╭─ EXTRACTED ENTRIES

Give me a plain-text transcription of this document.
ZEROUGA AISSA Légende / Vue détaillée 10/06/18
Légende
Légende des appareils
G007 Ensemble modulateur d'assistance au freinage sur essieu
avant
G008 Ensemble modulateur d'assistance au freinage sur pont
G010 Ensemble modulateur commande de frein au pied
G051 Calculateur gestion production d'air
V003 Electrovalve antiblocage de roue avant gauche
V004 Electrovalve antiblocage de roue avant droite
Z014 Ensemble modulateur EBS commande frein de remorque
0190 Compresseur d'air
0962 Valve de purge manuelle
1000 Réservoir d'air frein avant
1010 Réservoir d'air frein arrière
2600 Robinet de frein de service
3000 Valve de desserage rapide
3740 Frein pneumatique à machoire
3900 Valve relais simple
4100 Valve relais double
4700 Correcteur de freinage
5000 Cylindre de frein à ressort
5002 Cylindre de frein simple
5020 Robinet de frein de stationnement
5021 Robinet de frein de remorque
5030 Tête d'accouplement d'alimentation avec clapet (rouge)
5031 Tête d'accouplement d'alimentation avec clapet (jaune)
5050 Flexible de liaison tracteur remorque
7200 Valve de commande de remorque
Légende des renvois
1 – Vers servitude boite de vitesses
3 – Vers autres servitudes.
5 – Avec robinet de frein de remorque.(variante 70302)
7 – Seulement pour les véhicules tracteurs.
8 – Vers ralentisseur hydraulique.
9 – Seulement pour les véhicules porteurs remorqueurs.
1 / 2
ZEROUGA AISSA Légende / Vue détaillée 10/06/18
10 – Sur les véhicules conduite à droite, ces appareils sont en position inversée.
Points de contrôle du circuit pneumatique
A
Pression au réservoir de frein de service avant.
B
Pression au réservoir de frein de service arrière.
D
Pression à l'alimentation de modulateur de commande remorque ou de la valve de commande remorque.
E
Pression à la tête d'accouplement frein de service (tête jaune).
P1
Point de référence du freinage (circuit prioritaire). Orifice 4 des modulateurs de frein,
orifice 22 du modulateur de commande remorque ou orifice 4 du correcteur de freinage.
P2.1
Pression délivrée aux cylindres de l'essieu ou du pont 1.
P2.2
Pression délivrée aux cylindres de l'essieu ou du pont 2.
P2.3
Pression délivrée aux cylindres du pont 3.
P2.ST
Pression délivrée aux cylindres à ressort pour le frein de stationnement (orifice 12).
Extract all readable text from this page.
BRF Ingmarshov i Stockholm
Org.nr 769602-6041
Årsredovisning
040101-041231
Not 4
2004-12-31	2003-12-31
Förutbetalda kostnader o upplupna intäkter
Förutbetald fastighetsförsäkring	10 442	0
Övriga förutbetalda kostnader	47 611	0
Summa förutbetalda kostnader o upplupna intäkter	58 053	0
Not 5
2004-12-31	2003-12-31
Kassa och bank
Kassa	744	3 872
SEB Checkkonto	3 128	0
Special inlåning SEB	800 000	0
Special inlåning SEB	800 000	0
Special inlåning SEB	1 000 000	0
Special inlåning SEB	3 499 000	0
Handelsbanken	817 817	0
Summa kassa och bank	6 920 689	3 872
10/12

╰─

**WHAT IS REQUIRED**
Without leaving anything out, give the entries again exactly.

**SOLUTION TO THE EXERCISE**
Give me a plain-text transcription of this document.
ZEROUGA AISSA Légende / Vue détaillée 10/06/18
Légende
Légende des appareils
G007 Ensemble modulateur d'assistance au freinage sur essieu
avant
G008 Ensemble modulateur d'assistance au freinage sur pont
G010 Ensemble modulateur commande de frein au pied
G051 Calculateur gestion production d'air
V003 Electrovalve antiblocage de roue avant gauche
V004 Electrovalve antiblocage de roue avant droite
Z014 Ensemble modulateur EBS commande frein de remorque
0190 Compresseur d'air
0962 Valve de purge manuelle
1000 Réservoir d'air frein avant
1010 Réservoir d'air frein arrière
2600 Robinet de frein de service
3000 Valve de desserage rapide
3740 Frein pneumatique à machoire
3900 Valve relais simple
4100 Valve relais double
4700 Correcteur de freinage
5000 Cylindre de frein à ressort
5002 Cylindre de frein simple
5020 Robinet de frein de stationnement
5021 Robinet de frein de remorque
5030 Tête d'accouplement d'alimentation avec clapet (rouge)
5031 Tête d'accouplement d'alimentation avec clapet (jaune)
5050 Flexible de liaison tracteur remorque
7200 Valve de commande de remorque
Légende des renvois
1 – Vers servitude boite de vitesses
3 – Vers autres servitudes.
5 – Avec robinet de frein de remorque.(variante 70302)
7 – Seulement pour les véhicules tracteurs.
8 – Vers ralentisseur hydraulique.
9 – Seulement pour les véhicules porteurs remorqueurs.
1 / 2
ZEROUGA AISSA Légende / Vue détaillée 10/06/18
10 – Sur les véhicules conduite à droite, ces appareils sont en position inversée.
Points de contrôle du circuit pneumatique
A
Pression au réservoir de frein de service avant.
B
Pression au réservoir de frein de service arrière.
D
Pression à l'alimentation de modulateur de commande remorque ou de la valve de commande remorque.
E
Pression à la tête d'accouplement frein de service (tête jaune).
P1
Point de référence du freinage (circuit prioritaire). Orifice 4 des modulateurs de frein,
orifice 22 du modulateur de commande remorque ou orifice 4 du correcteur de freinage.
P2.1
Pression délivrée aux cylindres de l'essieu ou du pont 1.
P2.2
Pression délivrée aux cylindres de l'essieu ou du pont 2.
P2.3
Pression délivrée aux cylindres du pont 3.
P2.ST
Pression délivrée aux cylindres à ressort pour le frein de stationnement (orifice 12).
Extract all readable text from this page.
BRF Ingmarshov i Stockholm
Org.nr 769602-6041
Årsredovisning
040101-041231
Not 4
2004-12-31	2003-12-31
Förutbetalda kostnader o upplupna intäkter
Förutbetald fastighetsförsäkring	10 442	0
Övriga förutbetalda kostnader	47 611	0
Summa förutbetalda kostnader o upplupna intäkter	58 053	0
Not 5
2004-12-31	2003-12-31
Kassa och bank
Kassa	744	3 872
SEB Checkkonto	3 128	0
Special inlåning SEB	800 000	0
Special inlåning SEB	800 000	0
Special inlåning SEB	1 000 000	0
Special inlåning SEB	3 499 000	0
Handelsbanken	817 817	0
Summa kassa och bank	6 920 689	3 872
10/12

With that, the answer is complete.